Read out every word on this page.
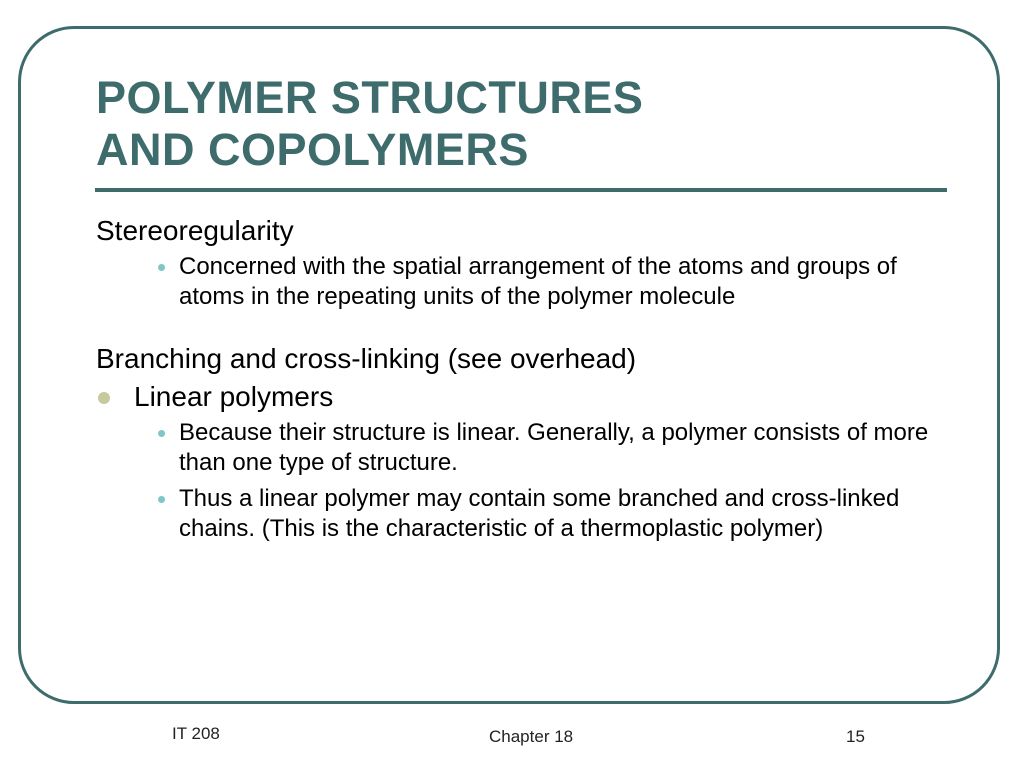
POLYMER STRUCTURES
AND COPOLYMERS

Stereoregularity

• Concerned with the spatial arrangement of the atoms and groups of atoms in the repeating units of the polymer molecule

Branching and cross-linking (see overhead)

Linear polymers
• Because their structure is linear. Generally, a polymer consists of more than one type of structure.
• Thus a linear polymer may contain some branched and cross-linked chains. (This is the characteristic of a thermoplastic polymer)
IT 208	Chapter 18	15
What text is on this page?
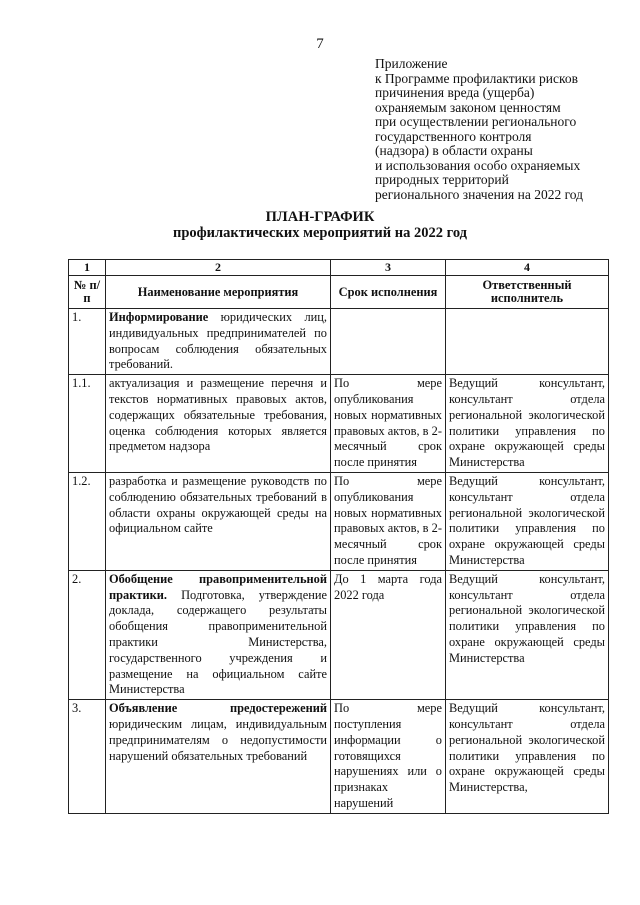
7
Приложение
к Программе профилактики рисков
причинения вреда (ущерба)
охраняемым законом ценностям
при осуществлении регионального
государственного контроля
(надзора) в области охраны
и использования особо охраняемых
природных территорий
регионального значения на 2022 год
ПЛАН-ГРАФИК
профилактических мероприятий на 2022 год
1	2	3	4
№ п/п	Наименование мероприятия	Срок исполнения	Ответственный исполнитель
1.	Информирование юридических лиц, индивидуальных предпринимателей по вопросам соблюдения обязательных требований.		
1.1.	актуализация и размещение перечня и текстов нормативных правовых актов, содержащих обязательные требования, оценка соблюдения которых является предметом надзора	По мере опубликования новых нормативных правовых актов, в 2-месячный срок после принятия	Ведущий консультант, консультант отдела региональной экологической политики управления по охране окружающей среды Министерства
1.2.	разработка и размещение руководств по соблюдению обязательных требований в области охраны окружающей среды на официальном сайте	По мере опубликования новых нормативных правовых актов, в 2-месячный срок после принятия	Ведущий консультант, консультант отдела региональной экологической политики управления по охране окружающей среды Министерства
2.	Обобщение правоприменительной практики. Подготовка, утверждение доклада, содержащего результаты обобщения правоприменительной практики Министерства, государственного учреждения и размещение на официальном сайте Министерства	До 1 марта года 2022 года	Ведущий консультант, консультант отдела региональной экологической политики управления по охране окружающей среды Министерства
3.	Объявление предостережений юридическим лицам, индивидуальным предпринимателям о недопустимости нарушений обязательных требований	По мере поступления информации о готовящихся нарушениях или о признаках нарушений	Ведущий консультант, консультант отдела региональной экологической политики управления по охране окружающей среды Министерства,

* * * * *

Written request =>
Could you repeat all of the material exactly? Pictures should not be copied.

Written reply =>
Read out every word on this page.
POLYMER STRUCTURES
AND COPOLYMERS

Stereoregularity

• Concerned with the spatial arrangement of the atoms and groups of atoms in the repeating units of the polymer molecule

Branching and cross-linking (see overhead)

Linear polymers
• Because their structure is linear. Generally, a polymer consists of more than one type of structure.
• Thus a linear polymer may contain some branched and cross-linked chains. (This is the characteristic of a thermoplastic polymer)
IT 208	Chapter 18	15
What text is on this page?
7
Приложение
к Программе профилактики рисков
причинения вреда (ущерба)
охраняемым законом ценностям
при осуществлении регионального
государственного контроля
(надзора) в области охраны
и использования особо охраняемых
природных территорий
регионального значения на 2022 год
ПЛАН-ГРАФИК
профилактических мероприятий на 2022 год
1	2	3	4
№ п/п	Наименование мероприятия	Срок исполнения	Ответственный исполнитель
1.	Информирование юридических лиц, индивидуальных предпринимателей по вопросам соблюдения обязательных требований.		
1.1.	актуализация и размещение перечня и текстов нормативных правовых актов, содержащих обязательные требования, оценка соблюдения которых является предметом надзора	По мере опубликования новых нормативных правовых актов, в 2-месячный срок после принятия	Ведущий консультант, консультант отдела региональной экологической политики управления по охране окружающей среды Министерства
1.2.	разработка и размещение руководств по соблюдению обязательных требований в области охраны окружающей среды на официальном сайте	По мере опубликования новых нормативных правовых актов, в 2-месячный срок после принятия	Ведущий консультант, консультант отдела региональной экологической политики управления по охране окружающей среды Министерства
2.	Обобщение правоприменительной практики. Подготовка, утверждение доклада, содержащего результаты обобщения правоприменительной практики Министерства, государственного учреждения и размещение на официальном сайте Министерства	До 1 марта года 2022 года	Ведущий консультант, консультант отдела региональной экологической политики управления по охране окружающей среды Министерства
3.	Объявление предостережений юридическим лицам, индивидуальным предпринимателям о недопустимости нарушений обязательных требований	По мере поступления информации о готовящихся нарушениях или о признаках нарушений	Ведущий консультант, консультант отдела региональной экологической политики управления по охране окружающей среды Министерства,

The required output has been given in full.